-- begin DATA RECORDS --

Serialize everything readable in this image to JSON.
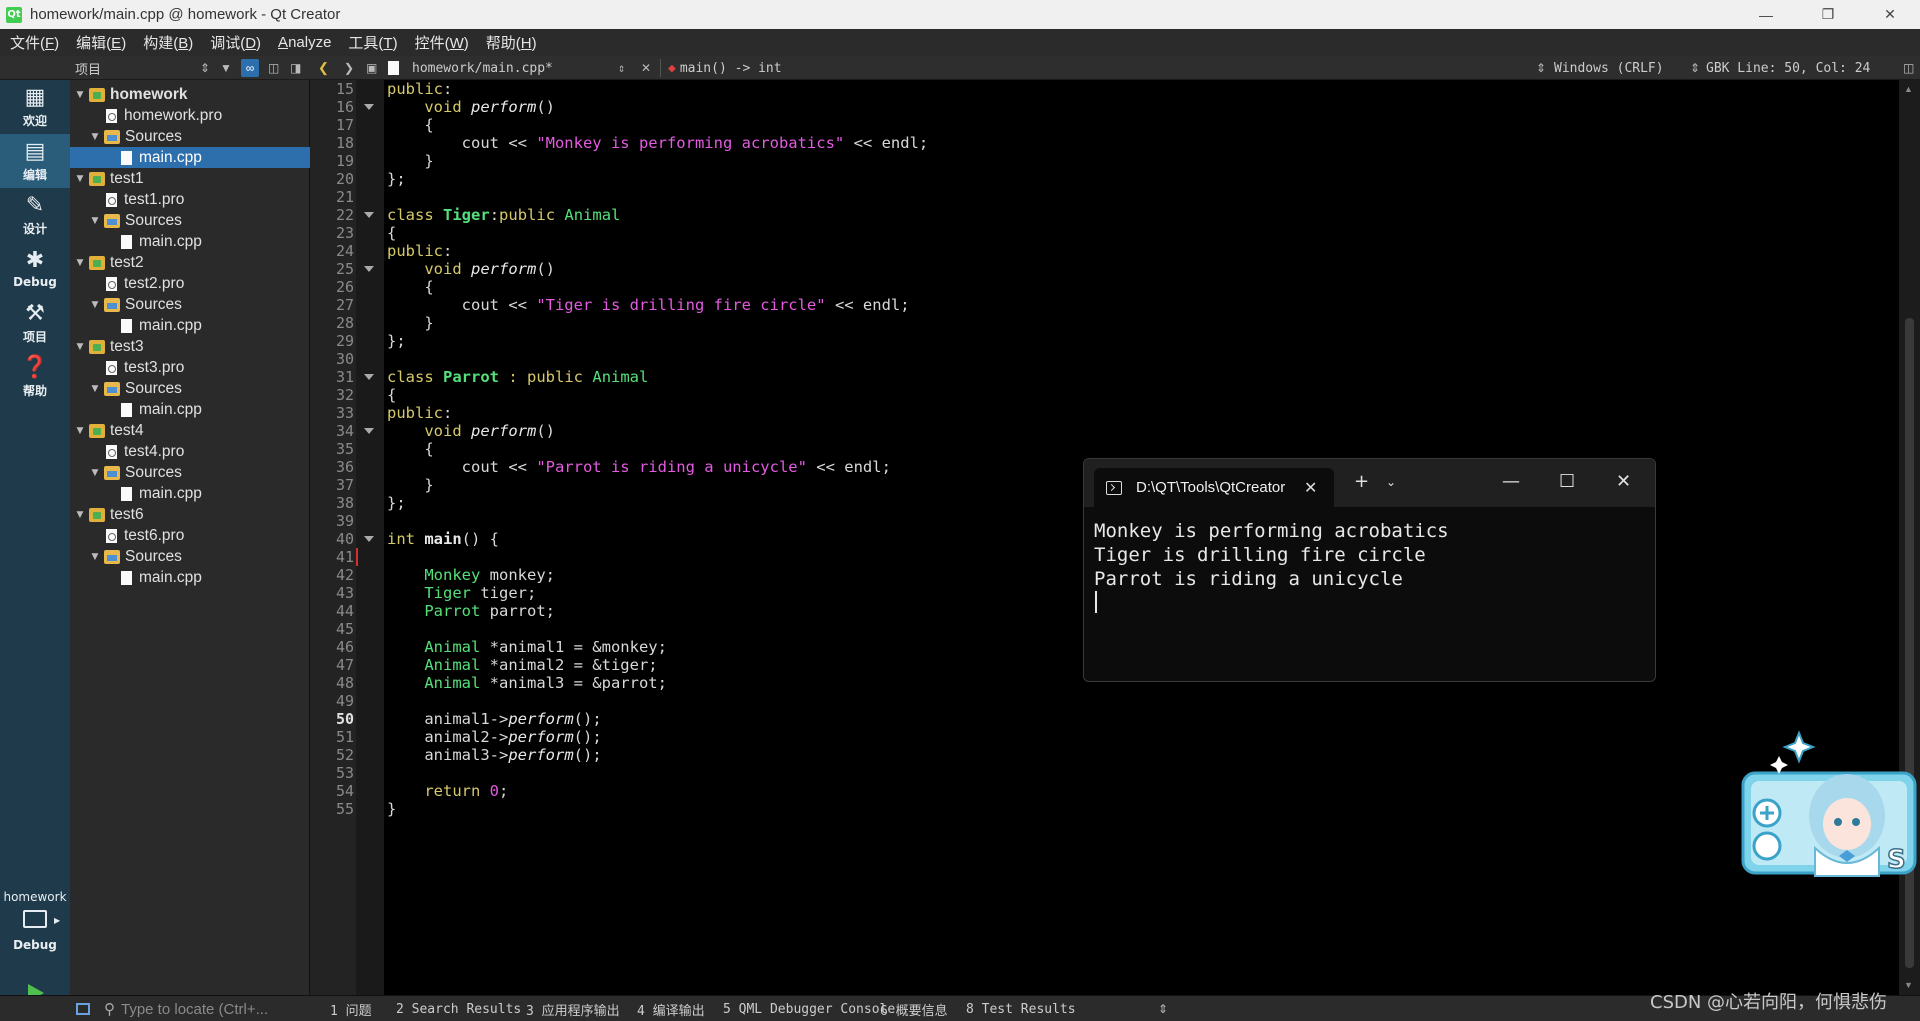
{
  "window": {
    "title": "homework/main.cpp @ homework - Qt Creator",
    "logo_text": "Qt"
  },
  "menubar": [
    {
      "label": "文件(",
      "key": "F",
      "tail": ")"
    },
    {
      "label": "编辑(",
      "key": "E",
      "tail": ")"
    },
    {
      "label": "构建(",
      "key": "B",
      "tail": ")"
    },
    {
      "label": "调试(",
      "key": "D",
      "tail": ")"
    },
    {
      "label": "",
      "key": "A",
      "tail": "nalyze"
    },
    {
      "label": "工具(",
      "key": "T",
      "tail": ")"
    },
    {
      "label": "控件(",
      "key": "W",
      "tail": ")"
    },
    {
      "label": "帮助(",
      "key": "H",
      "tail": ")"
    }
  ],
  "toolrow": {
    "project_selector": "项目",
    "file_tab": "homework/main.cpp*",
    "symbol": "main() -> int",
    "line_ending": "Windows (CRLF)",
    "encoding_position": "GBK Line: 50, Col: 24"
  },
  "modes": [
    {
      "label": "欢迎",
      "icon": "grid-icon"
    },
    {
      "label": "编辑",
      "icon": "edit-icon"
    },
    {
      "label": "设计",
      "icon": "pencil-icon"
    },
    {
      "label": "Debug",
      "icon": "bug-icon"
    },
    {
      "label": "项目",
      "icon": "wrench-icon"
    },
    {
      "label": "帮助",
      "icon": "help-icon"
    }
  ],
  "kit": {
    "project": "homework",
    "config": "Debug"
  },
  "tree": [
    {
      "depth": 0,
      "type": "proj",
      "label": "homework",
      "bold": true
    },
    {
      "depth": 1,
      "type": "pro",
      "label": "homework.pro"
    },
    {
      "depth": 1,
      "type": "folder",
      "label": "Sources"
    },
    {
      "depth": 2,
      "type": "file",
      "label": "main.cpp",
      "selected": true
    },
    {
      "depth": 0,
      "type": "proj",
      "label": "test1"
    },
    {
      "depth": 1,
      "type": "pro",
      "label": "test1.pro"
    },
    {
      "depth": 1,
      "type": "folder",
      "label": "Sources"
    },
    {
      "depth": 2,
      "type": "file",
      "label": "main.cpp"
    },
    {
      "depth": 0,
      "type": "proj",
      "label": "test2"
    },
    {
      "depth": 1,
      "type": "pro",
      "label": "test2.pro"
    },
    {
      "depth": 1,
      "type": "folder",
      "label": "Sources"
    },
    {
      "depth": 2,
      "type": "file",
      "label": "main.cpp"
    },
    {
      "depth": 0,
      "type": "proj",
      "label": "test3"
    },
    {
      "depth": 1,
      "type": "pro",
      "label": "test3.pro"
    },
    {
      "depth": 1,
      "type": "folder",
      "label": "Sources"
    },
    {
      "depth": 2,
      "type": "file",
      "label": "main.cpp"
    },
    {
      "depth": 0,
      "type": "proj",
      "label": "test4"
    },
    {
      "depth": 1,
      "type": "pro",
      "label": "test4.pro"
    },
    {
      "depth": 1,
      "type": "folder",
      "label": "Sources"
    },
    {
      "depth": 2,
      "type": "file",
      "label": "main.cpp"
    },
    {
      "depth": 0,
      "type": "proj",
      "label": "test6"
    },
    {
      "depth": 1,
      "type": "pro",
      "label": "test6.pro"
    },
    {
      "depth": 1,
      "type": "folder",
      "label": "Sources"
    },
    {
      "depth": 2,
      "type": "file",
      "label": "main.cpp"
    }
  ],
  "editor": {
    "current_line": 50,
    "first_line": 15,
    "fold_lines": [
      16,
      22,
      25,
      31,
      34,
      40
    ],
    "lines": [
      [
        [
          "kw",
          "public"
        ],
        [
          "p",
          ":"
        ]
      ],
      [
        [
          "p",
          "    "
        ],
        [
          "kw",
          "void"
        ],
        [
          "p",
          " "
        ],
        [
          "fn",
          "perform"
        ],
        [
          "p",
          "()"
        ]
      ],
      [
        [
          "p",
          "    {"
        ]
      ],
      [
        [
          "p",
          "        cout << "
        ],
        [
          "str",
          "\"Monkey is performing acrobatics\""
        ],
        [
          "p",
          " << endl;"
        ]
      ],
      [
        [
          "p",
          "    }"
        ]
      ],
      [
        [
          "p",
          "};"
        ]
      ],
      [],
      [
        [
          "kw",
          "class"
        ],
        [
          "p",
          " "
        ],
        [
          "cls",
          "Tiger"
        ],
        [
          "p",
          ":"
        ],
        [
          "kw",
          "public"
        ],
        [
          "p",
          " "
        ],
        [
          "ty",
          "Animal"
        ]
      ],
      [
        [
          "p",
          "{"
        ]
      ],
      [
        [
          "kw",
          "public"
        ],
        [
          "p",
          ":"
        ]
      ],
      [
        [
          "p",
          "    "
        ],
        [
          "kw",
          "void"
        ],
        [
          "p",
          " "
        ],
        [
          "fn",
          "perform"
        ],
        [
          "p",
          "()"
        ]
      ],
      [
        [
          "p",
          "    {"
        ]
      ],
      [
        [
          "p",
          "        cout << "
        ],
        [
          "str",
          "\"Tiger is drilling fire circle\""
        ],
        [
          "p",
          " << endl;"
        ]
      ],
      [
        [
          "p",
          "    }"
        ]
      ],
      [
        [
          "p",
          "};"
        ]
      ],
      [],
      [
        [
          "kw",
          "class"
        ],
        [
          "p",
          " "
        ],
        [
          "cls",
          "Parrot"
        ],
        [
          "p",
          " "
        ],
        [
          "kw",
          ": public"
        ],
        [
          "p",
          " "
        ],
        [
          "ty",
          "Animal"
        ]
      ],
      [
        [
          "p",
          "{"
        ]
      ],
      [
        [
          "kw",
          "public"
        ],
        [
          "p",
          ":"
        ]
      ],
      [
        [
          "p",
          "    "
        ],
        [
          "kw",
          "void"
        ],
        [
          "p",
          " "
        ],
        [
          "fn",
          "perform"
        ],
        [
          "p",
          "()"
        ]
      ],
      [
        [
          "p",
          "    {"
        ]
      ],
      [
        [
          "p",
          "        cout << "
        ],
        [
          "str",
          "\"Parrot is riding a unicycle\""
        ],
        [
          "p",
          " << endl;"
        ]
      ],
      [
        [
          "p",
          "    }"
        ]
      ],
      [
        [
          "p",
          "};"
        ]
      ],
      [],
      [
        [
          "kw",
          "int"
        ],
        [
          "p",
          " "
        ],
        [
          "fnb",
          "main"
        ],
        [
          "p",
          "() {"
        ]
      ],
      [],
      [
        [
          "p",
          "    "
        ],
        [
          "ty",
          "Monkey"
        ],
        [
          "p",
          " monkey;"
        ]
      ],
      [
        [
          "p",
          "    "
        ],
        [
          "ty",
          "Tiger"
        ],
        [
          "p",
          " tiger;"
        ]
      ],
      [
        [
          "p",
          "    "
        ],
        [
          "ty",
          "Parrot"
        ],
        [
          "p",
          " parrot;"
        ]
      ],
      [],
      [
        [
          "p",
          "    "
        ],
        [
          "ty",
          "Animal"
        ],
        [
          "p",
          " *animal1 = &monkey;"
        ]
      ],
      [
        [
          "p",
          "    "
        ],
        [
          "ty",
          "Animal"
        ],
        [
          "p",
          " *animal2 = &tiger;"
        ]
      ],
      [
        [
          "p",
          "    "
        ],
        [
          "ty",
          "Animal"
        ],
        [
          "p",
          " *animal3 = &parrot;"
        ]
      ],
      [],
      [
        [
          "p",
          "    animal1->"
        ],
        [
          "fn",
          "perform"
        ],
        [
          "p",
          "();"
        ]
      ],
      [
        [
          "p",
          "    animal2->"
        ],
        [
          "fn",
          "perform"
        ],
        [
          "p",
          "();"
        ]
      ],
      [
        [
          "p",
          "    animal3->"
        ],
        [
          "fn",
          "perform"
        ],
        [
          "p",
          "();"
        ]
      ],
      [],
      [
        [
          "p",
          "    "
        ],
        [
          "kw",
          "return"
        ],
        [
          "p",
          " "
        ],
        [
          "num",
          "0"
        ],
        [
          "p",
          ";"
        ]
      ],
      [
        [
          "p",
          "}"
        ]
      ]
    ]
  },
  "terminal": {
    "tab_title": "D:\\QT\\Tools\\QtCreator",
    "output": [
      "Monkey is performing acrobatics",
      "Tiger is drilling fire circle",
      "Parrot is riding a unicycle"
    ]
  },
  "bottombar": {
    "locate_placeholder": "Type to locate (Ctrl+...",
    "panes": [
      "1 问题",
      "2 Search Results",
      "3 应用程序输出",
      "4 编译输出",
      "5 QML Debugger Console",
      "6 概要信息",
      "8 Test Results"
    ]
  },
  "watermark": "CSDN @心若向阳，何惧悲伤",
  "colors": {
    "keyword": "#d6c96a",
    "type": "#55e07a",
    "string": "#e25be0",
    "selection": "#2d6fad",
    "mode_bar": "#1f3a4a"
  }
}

-- end DATA RECORDS --
-- begin DATA RECORDS --

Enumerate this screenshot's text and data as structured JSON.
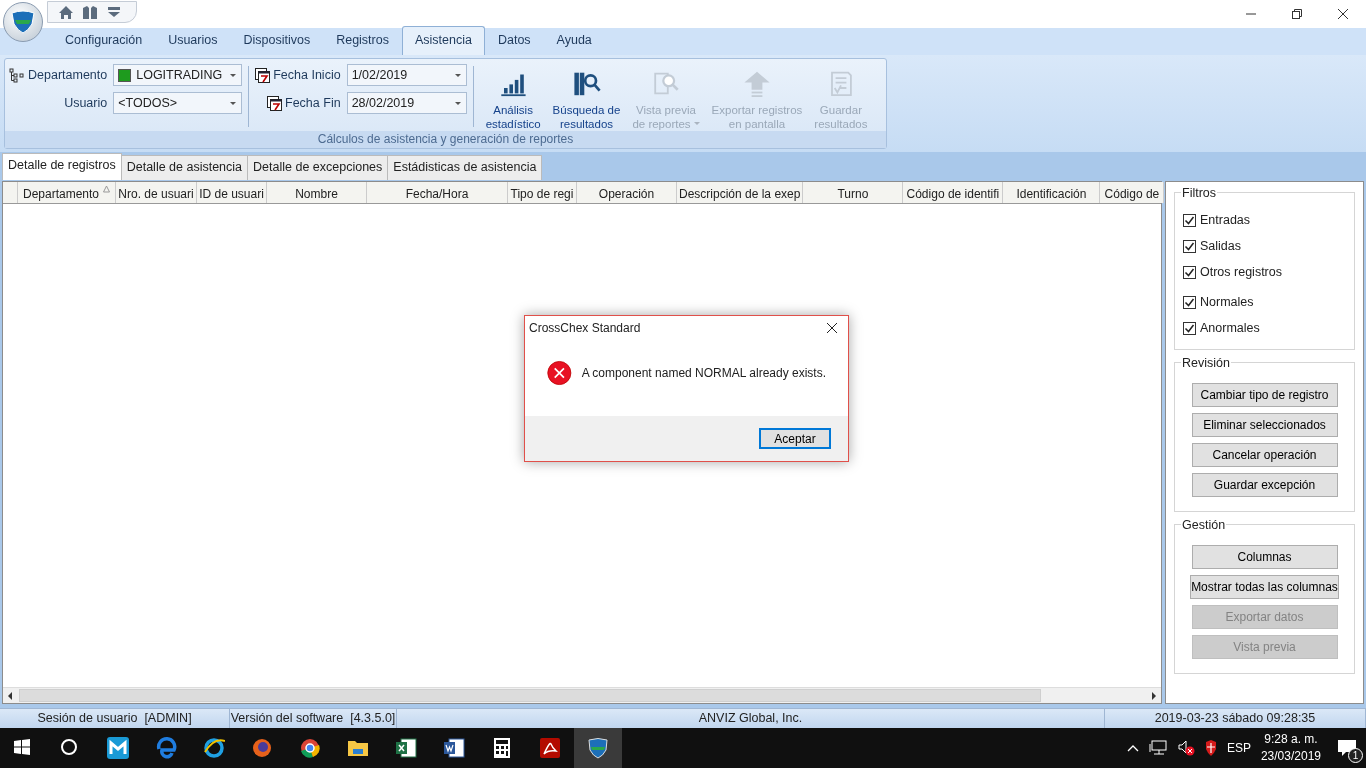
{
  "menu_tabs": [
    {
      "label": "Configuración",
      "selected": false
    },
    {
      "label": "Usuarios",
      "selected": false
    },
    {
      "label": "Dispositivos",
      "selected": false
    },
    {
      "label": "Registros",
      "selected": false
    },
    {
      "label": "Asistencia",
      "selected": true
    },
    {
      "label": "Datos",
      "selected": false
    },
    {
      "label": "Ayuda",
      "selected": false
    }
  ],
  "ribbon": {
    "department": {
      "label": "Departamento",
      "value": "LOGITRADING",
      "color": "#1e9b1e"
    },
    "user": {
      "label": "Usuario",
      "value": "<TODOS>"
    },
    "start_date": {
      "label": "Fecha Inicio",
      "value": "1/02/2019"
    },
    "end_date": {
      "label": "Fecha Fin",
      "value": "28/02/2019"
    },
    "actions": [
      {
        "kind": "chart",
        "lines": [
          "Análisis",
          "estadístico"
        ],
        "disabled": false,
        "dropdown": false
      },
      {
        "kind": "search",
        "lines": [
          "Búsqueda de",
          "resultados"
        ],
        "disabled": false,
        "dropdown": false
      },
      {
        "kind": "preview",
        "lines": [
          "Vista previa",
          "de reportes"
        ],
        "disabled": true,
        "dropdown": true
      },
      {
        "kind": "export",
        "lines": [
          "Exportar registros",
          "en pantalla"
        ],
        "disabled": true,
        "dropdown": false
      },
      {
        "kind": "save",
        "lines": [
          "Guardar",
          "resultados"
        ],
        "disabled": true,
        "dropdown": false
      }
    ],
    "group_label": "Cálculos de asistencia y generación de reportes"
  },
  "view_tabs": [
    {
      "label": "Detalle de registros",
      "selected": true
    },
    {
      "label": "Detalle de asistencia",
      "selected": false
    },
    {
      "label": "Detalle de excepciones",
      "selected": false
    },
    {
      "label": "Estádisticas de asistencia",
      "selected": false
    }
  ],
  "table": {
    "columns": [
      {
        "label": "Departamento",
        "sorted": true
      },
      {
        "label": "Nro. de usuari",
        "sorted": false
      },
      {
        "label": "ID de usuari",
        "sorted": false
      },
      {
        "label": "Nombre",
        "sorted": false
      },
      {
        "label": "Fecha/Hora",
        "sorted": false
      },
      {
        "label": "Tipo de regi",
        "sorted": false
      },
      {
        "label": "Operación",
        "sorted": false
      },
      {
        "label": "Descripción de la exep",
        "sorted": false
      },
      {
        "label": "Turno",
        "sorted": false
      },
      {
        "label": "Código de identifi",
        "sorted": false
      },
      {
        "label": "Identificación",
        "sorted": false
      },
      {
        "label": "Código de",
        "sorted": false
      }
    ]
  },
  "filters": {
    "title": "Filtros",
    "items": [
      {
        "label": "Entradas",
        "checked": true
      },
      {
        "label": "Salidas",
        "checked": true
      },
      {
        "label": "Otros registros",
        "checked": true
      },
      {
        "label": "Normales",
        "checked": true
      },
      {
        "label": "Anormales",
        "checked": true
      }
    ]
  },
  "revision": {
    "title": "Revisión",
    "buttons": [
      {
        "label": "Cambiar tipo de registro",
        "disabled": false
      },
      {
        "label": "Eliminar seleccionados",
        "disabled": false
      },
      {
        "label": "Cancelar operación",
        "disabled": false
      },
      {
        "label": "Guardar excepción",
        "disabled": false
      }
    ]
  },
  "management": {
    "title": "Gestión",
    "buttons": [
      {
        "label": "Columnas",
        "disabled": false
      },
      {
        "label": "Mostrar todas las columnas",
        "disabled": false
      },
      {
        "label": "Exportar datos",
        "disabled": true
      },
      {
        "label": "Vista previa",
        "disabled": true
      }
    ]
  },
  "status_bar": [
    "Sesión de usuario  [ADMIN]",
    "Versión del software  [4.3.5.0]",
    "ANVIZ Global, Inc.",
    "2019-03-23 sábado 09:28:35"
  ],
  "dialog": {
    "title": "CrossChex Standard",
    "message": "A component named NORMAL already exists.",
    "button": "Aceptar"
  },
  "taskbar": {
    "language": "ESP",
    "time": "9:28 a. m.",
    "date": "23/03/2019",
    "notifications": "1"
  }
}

-- end DATA RECORDS --
-- begin DATA RECORDS --

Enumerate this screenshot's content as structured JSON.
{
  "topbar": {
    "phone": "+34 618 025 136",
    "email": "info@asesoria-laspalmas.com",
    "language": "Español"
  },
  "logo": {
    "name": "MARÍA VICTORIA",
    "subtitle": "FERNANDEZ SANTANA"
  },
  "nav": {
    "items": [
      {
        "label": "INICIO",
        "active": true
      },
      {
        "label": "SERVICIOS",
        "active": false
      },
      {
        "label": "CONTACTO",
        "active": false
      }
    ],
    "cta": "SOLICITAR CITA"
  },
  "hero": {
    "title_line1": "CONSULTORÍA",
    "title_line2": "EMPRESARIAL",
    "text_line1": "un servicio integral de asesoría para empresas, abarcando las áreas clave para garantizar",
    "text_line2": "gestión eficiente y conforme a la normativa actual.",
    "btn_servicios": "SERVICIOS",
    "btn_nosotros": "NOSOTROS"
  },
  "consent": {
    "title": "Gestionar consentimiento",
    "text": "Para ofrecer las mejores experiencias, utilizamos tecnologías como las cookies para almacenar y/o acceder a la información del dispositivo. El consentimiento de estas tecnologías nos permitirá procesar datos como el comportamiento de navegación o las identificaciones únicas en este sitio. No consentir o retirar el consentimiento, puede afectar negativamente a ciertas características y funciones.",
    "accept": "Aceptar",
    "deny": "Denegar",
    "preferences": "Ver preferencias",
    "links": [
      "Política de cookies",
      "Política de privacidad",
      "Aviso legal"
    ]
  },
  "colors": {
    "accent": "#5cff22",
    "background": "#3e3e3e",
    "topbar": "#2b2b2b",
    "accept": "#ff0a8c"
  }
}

-- end DATA RECORDS --

#### PROBLEM REQUIREMENTS
For each line above that contains the word "Departamento", copy that line.

#### ANSWER TO THIS TASK
      "label": "Departamento",
        "label": "Departamento",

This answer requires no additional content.